◆ Records about charts and figures

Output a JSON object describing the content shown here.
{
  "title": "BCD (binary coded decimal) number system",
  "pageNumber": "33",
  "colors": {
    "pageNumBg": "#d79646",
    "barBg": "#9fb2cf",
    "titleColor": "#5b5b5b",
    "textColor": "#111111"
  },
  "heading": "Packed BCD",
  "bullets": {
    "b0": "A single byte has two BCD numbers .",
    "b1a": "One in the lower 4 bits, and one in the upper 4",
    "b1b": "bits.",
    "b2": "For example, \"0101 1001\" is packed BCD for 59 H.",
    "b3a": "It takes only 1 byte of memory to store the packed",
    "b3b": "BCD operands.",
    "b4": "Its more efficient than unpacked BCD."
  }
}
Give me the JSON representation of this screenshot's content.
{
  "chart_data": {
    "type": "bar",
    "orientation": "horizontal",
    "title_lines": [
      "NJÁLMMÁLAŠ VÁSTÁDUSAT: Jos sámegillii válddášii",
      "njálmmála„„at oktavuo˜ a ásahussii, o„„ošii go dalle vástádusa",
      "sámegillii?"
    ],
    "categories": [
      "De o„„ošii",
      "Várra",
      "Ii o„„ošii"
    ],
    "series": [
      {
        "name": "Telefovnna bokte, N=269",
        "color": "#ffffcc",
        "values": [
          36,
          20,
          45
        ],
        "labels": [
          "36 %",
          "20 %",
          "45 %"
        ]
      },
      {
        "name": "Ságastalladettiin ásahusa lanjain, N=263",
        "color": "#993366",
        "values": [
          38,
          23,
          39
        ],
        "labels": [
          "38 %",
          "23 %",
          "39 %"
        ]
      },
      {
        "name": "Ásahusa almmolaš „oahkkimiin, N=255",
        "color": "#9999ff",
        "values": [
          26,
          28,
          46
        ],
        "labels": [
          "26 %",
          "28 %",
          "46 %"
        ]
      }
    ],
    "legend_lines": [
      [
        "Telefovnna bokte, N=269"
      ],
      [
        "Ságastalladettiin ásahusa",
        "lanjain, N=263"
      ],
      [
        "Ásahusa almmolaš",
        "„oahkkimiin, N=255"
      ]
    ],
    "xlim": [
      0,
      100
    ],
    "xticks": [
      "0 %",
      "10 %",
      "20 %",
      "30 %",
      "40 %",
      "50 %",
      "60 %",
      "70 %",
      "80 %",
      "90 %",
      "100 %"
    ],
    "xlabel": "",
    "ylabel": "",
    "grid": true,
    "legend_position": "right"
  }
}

◆ EXERCISE INSTRUCTIONS
Reproduce the data in its entirety, matching each character.

◆ RESPONSE TO THIS TASK
Output a JSON object describing the content shown here.
{
  "title": "BCD (binary coded decimal) number system",
  "pageNumber": "33",
  "colors": {
    "pageNumBg": "#d79646",
    "barBg": "#9fb2cf",
    "titleColor": "#5b5b5b",
    "textColor": "#111111"
  },
  "heading": "Packed BCD",
  "bullets": {
    "b0": "A single byte has two BCD numbers .",
    "b1a": "One in the lower 4 bits, and one in the upper 4",
    "b1b": "bits.",
    "b2": "For example, \"0101 1001\" is packed BCD for 59 H.",
    "b3a": "It takes only 1 byte of memory to store the packed",
    "b3b": "BCD operands.",
    "b4": "Its more efficient than unpacked BCD."
  }
}
Give me the JSON representation of this screenshot's content.
{
  "chart_data": {
    "type": "bar",
    "orientation": "horizontal",
    "title_lines": [
      "NJÁLMMÁLAŠ VÁSTÁDUSAT: Jos sámegillii válddášii",
      "njálmmála„„at oktavuo˜ a ásahussii, o„„ošii go dalle vástádusa",
      "sámegillii?"
    ],
    "categories": [
      "De o„„ošii",
      "Várra",
      "Ii o„„ošii"
    ],
    "series": [
      {
        "name": "Telefovnna bokte, N=269",
        "color": "#ffffcc",
        "values": [
          36,
          20,
          45
        ],
        "labels": [
          "36 %",
          "20 %",
          "45 %"
        ]
      },
      {
        "name": "Ságastalladettiin ásahusa lanjain, N=263",
        "color": "#993366",
        "values": [
          38,
          23,
          39
        ],
        "labels": [
          "38 %",
          "23 %",
          "39 %"
        ]
      },
      {
        "name": "Ásahusa almmolaš „oahkkimiin, N=255",
        "color": "#9999ff",
        "values": [
          26,
          28,
          46
        ],
        "labels": [
          "26 %",
          "28 %",
          "46 %"
        ]
      }
    ],
    "legend_lines": [
      [
        "Telefovnna bokte, N=269"
      ],
      [
        "Ságastalladettiin ásahusa",
        "lanjain, N=263"
      ],
      [
        "Ásahusa almmolaš",
        "„oahkkimiin, N=255"
      ]
    ],
    "xlim": [
      0,
      100
    ],
    "xticks": [
      "0 %",
      "10 %",
      "20 %",
      "30 %",
      "40 %",
      "50 %",
      "60 %",
      "70 %",
      "80 %",
      "90 %",
      "100 %"
    ],
    "xlabel": "",
    "ylabel": "",
    "grid": true,
    "legend_position": "right"
  }
}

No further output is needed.